#### EXERCISE BRIEF
Each line that includes "ylabel" counts once; give the total and nothing besides.

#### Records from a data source

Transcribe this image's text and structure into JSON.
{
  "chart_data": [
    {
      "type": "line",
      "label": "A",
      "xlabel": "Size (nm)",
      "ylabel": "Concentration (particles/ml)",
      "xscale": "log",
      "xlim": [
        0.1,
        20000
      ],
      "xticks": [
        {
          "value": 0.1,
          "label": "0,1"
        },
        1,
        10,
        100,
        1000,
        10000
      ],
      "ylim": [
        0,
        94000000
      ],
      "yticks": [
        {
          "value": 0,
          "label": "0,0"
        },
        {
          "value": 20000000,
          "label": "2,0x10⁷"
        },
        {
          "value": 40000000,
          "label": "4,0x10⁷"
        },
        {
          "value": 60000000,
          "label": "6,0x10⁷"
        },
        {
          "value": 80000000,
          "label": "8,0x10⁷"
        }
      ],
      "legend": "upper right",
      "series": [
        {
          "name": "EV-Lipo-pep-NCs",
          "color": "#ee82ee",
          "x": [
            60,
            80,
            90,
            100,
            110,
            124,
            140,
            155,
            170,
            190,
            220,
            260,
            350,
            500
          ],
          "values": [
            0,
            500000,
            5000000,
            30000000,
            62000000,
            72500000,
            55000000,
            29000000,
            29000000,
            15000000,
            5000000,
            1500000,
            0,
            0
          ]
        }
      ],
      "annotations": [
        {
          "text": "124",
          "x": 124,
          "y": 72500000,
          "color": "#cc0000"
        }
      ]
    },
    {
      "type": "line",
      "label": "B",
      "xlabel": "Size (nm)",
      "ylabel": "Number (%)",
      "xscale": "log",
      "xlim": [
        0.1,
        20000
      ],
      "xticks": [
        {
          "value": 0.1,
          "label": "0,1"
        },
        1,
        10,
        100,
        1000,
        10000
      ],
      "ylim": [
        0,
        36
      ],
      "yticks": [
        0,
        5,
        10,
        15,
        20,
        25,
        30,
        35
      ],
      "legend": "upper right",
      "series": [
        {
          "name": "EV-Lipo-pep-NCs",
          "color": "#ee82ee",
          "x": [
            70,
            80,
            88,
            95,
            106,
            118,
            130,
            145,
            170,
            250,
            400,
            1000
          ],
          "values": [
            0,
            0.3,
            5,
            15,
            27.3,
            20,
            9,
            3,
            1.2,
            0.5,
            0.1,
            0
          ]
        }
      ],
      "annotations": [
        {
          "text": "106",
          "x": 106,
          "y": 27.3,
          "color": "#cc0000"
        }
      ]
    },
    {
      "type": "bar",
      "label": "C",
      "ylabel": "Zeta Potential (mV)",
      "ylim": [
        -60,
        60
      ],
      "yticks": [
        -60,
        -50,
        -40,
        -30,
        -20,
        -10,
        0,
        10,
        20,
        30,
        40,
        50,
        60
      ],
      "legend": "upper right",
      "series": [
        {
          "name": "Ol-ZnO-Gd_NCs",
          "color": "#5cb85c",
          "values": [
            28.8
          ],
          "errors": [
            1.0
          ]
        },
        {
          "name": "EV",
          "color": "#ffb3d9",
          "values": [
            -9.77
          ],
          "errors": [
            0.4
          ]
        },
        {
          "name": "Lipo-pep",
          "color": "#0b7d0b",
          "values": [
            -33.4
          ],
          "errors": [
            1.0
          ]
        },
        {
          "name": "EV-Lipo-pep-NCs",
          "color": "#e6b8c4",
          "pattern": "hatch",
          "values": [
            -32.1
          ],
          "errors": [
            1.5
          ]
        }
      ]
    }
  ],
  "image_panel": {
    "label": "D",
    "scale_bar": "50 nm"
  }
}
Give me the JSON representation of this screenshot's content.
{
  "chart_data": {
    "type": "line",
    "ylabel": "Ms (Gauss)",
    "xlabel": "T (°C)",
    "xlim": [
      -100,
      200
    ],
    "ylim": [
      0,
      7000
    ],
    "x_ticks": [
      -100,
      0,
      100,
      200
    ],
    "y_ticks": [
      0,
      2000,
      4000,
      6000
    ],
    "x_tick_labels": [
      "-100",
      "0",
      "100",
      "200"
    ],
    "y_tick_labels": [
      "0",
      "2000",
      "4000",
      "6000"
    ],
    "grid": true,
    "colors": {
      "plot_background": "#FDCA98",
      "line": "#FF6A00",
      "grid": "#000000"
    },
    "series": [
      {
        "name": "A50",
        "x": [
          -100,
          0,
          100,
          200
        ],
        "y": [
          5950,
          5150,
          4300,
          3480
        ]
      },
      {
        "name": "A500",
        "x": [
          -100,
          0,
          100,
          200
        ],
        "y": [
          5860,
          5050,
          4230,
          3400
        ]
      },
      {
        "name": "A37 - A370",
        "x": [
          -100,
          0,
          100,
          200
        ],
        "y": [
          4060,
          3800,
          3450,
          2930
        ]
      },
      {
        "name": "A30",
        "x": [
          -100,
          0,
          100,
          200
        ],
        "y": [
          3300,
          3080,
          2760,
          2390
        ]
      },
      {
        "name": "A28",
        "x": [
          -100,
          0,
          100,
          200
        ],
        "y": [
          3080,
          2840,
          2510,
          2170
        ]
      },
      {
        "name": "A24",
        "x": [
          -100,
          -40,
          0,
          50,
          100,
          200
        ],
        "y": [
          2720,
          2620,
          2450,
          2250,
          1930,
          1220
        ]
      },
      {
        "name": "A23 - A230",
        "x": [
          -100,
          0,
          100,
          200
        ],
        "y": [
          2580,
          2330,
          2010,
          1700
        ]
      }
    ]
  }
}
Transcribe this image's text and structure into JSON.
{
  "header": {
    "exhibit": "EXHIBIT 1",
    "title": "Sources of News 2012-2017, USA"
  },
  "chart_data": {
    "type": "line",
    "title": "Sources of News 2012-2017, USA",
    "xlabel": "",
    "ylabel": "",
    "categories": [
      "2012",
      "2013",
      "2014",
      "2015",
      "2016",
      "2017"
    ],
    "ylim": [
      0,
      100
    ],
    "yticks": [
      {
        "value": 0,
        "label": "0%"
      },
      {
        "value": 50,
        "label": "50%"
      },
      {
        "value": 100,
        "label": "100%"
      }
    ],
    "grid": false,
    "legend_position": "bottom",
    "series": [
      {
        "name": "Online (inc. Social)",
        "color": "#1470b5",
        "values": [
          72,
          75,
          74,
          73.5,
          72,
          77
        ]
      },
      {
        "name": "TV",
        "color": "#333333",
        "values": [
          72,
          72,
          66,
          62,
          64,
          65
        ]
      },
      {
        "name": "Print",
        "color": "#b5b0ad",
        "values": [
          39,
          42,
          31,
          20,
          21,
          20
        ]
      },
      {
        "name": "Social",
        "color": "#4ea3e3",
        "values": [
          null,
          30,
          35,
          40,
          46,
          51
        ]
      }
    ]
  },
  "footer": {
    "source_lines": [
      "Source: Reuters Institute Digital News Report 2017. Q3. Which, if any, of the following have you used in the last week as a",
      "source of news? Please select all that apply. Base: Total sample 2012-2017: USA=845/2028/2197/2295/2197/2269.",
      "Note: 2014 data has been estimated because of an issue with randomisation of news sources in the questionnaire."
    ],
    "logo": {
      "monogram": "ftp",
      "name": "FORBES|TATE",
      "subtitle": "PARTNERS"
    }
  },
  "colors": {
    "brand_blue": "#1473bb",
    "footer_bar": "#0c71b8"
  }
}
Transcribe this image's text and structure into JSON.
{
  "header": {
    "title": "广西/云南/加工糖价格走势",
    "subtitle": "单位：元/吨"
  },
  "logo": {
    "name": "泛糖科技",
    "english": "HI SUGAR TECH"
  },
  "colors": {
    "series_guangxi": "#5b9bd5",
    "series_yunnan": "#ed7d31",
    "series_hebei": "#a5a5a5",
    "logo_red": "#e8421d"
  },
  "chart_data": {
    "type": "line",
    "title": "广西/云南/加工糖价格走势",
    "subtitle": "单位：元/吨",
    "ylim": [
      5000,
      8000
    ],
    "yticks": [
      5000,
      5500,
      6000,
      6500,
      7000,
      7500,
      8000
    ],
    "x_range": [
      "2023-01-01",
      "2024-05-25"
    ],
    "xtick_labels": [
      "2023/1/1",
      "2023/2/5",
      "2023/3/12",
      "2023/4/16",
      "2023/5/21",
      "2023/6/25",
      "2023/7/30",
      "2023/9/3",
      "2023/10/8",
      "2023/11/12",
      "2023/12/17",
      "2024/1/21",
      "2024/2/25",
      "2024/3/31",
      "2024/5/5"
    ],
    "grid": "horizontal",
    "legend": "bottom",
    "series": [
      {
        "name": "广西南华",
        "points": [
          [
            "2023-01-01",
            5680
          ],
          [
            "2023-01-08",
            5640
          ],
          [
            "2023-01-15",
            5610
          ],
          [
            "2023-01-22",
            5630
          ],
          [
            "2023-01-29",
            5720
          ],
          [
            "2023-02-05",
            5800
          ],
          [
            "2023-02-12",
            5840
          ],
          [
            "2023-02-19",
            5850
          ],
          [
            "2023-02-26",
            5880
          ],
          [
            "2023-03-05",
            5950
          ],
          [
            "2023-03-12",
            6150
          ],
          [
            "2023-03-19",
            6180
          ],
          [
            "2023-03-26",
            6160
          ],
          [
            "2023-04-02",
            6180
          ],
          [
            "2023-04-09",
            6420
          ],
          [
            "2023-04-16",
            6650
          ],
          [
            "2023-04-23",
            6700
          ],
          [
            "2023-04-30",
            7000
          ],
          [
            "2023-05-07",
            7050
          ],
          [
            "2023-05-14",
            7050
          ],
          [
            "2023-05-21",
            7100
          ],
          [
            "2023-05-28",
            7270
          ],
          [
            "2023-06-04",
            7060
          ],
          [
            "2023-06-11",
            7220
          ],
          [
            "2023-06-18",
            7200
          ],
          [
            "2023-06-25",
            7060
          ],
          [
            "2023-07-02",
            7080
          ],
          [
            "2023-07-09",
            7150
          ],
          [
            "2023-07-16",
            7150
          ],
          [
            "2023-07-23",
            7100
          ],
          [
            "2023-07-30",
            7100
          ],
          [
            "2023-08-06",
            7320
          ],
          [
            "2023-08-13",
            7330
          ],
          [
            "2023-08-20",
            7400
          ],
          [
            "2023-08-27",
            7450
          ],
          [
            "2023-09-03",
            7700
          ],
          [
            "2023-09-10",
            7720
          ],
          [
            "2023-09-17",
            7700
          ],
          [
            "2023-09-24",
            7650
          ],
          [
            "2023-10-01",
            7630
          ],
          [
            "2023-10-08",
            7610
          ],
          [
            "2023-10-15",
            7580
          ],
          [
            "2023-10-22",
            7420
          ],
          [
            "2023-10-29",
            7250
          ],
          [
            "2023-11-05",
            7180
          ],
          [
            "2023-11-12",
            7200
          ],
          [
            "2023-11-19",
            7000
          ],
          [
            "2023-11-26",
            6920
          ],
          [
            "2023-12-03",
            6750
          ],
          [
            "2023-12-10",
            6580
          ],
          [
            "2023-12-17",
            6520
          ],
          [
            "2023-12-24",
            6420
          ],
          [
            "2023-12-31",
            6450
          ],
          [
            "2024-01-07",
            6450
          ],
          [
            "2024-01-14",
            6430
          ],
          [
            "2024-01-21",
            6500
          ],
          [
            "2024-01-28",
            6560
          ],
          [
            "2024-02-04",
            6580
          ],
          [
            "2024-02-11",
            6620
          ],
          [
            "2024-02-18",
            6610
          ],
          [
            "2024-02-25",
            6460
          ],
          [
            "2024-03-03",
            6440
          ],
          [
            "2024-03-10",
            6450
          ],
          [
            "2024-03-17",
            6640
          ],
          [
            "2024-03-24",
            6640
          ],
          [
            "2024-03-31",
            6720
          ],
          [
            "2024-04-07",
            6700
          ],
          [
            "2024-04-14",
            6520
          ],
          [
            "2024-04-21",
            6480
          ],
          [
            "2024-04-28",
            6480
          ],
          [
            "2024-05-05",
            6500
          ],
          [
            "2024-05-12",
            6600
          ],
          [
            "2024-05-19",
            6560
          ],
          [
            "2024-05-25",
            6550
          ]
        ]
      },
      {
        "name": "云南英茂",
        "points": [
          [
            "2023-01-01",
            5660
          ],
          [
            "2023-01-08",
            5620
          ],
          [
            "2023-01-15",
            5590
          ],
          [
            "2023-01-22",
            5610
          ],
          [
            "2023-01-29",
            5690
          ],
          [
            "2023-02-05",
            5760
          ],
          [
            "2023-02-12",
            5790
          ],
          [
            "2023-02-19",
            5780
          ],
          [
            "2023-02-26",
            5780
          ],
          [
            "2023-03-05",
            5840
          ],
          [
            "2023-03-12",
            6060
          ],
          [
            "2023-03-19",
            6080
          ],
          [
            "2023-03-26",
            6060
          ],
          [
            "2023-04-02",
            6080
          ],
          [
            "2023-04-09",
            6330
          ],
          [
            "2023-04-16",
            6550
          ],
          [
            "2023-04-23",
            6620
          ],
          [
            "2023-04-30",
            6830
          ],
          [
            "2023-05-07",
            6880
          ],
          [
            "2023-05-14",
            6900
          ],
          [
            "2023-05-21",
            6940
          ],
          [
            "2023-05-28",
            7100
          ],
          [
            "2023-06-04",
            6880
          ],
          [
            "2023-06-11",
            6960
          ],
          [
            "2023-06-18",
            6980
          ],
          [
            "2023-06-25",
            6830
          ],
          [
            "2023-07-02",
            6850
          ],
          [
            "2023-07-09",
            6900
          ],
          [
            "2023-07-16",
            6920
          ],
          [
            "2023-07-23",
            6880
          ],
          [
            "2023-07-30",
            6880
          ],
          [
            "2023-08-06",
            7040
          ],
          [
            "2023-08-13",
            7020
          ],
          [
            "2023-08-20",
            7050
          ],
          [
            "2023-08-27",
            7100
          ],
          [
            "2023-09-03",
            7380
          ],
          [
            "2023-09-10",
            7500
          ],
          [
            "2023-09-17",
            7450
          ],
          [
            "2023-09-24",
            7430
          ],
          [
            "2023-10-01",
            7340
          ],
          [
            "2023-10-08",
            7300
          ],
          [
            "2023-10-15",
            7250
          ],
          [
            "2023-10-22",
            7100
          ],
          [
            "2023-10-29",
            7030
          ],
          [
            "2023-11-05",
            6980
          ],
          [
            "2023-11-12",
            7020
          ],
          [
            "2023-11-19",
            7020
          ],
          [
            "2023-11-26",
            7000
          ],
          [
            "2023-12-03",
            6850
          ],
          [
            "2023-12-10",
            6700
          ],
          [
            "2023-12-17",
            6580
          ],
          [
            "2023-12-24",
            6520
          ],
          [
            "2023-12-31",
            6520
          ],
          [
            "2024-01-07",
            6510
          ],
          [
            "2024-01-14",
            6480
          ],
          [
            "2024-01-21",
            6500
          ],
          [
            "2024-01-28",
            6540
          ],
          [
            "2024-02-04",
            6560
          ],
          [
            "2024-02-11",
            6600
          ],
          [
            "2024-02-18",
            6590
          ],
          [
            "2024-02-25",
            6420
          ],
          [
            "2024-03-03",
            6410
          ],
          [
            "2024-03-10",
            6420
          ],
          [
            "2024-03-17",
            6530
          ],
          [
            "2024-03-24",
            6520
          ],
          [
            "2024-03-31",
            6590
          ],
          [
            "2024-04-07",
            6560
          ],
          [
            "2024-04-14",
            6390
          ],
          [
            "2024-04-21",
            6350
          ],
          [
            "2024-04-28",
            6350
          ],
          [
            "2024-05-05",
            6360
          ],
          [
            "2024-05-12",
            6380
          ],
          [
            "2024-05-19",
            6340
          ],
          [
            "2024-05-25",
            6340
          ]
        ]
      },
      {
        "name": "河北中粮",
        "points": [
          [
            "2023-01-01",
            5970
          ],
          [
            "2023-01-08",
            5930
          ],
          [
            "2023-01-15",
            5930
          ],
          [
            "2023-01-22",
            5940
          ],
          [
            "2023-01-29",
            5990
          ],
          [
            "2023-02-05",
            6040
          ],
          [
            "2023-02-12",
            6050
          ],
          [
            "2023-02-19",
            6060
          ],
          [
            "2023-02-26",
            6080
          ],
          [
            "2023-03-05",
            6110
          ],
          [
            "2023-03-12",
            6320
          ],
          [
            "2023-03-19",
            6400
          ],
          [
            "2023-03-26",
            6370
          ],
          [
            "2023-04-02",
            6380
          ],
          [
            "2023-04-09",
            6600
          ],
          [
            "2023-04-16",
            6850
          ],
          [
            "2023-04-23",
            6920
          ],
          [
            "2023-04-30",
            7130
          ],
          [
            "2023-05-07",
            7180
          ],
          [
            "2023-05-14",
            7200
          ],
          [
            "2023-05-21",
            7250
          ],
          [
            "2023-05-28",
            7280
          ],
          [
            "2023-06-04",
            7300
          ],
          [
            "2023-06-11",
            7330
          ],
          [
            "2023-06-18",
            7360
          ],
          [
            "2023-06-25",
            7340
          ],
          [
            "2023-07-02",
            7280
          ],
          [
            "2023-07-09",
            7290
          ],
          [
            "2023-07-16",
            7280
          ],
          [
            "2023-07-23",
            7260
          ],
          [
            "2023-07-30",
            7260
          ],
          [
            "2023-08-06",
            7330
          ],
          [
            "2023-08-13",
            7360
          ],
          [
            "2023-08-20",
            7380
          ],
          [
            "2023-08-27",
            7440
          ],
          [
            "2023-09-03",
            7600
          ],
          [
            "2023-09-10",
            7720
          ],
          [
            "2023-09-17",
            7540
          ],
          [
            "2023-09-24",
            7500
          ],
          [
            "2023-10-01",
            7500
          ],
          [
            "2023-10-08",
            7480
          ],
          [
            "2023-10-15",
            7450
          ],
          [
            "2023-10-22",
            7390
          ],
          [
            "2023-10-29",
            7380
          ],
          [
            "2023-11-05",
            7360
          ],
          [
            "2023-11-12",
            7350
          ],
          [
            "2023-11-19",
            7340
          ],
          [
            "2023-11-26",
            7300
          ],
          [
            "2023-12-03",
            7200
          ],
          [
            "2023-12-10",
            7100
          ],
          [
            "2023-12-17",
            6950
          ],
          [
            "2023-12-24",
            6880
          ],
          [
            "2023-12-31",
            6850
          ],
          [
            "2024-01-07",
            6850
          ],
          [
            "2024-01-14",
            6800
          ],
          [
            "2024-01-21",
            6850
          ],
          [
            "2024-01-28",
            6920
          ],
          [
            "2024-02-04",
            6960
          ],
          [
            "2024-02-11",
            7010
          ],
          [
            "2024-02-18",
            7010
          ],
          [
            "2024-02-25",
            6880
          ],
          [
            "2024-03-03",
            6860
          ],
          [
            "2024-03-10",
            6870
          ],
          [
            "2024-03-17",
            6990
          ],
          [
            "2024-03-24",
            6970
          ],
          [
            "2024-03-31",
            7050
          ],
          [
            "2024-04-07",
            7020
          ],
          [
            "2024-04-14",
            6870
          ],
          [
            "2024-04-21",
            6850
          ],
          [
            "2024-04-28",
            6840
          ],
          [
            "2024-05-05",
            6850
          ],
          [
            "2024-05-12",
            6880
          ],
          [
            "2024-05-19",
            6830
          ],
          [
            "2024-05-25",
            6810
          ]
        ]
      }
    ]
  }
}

#### SOLUTION TO THE PROBLEM
5